### Texto proporcionado
################
Una horda de bárbaros
Renzo Abruzzese
Cuando Benito Mussolini era uno de los hombres fuertes del Partido Socialista de Italia, en los albores del siglo pasado, profirió una sentencia demoledora frente al Gobierno italiano, que a la sazón se debatía en una profunda crisis de gobernabilidad. “Una horda de bárbaros –dijo- ha armado sus carpas en los patios del palacio”.
La dictadura venezolana a estas alturas del proceso chavista no es más que eso: “una tropa de bárbaros”, huérfana de toda legitimidad social.
Hay en el síndrome populista latinoamericano una peligrosa tendencia a sublimar el poder de un poder que no poseen. Para los populismos modernos la imprecisa categoría “pueblo” en la que se basan suele tener el efecto falsamente mágico. En la jerga populista, el pueblo se adapta a las nociones del bárbaro, no es el receptáculo que contiene todas las pulsiones de la libertad, la justicia y de la democracia; es simplemente el instrumento de sus apetitos de poder y el versátil dispositivo, en cuyo nombre se transgreden todas las libertades y los derechos, y se cometen todos los delitos habidos y por haber.
Como en la categoría “pueblo” desaparecen los sujetos individuales, todos los ciudadanos están bajo la obsesiva observación del Estado y todas las instituciones de la sociedad civil tienden a desdibujarse. Al caudillo le parece que eliminar de un plumazo una asociación laboral, un colegio profesional, una organización obrera independiente, un partido político, una organización no gubernamental, el mismísimo Congreso o cualquier cosa que suponga voluntades humanas libres y democráticamente expresadas, -le parece, decíamos- nada grave, excepto que ni todos los ciudadanos están borrados ni todas las instituciones se volvieron objetos difusos. A la hora de la hora, el “pueblo” se muestra como lo que es: una sociedad civil capaz de hacerle frente al más bárbaro de los bárbaros. Eso le está pasando a Maduro y eso lo va a terminar.
################
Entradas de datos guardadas

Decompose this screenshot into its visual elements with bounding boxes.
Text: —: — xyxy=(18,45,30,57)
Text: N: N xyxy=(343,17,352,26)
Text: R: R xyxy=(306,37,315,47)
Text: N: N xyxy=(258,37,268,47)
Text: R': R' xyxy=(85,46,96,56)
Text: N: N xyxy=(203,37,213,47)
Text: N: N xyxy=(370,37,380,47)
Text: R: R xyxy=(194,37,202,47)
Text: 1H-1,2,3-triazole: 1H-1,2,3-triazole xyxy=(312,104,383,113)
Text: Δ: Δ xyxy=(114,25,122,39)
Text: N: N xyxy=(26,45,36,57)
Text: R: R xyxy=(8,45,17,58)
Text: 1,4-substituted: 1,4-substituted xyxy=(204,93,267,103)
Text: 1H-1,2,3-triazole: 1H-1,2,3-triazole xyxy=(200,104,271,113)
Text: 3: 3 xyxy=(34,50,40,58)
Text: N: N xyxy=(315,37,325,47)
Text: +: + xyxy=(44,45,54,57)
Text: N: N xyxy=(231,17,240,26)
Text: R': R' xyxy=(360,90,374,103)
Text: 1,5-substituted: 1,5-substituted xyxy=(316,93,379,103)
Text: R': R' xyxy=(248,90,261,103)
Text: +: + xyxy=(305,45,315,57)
################
### Tus tareas
1. Responde según el artículo:
(a) ¿De qué partido era Benito Mussolini uno de los hombres fuertes?
(b) ¿Con qué palabras describe el artículo a la dictadura venezolana?
(c) ¿Qué desaparece en la categoría "pueblo"?
2. Copia del artículo, sin cambiar nada, el pasaje entre "Como en la categoría" y "va a terminar.", ambos incluidos.
Las entradas no tienen nada que ver con el artículo.

### Resultados
1.
(a) Del Partido Socialista de Italia.
(b) Como "una tropa de bárbaros", huérfana de toda legitimidad social.
(c) Los sujetos individuales.

2.
Como en la categoría “pueblo” desaparecen los sujetos individuales, todos los ciudadanos están bajo la obsesiva observación del Estado y todas las instituciones de la sociedad civil tienden a desdibujarse. Al caudillo le parece que eliminar de un plumazo una asociación laboral, un colegio profesional, una organización obrera independiente, un partido político, una organización no gubernamental, el mismísimo Congreso o cualquier cosa que suponga voluntades humanas libres y democráticamente expresadas, -le parece, decíamos- nada grave, excepto que ni todos los ciudadanos están borrados ni todas las instituciones se volvieron objetos difusos. A la hora de la hora, el “pueblo” se muestra como lo que es: una sociedad civil capaz de hacerle frente al más bárbaro de los bárbaros. Eso le está pasando a Maduro y eso lo va a terminar.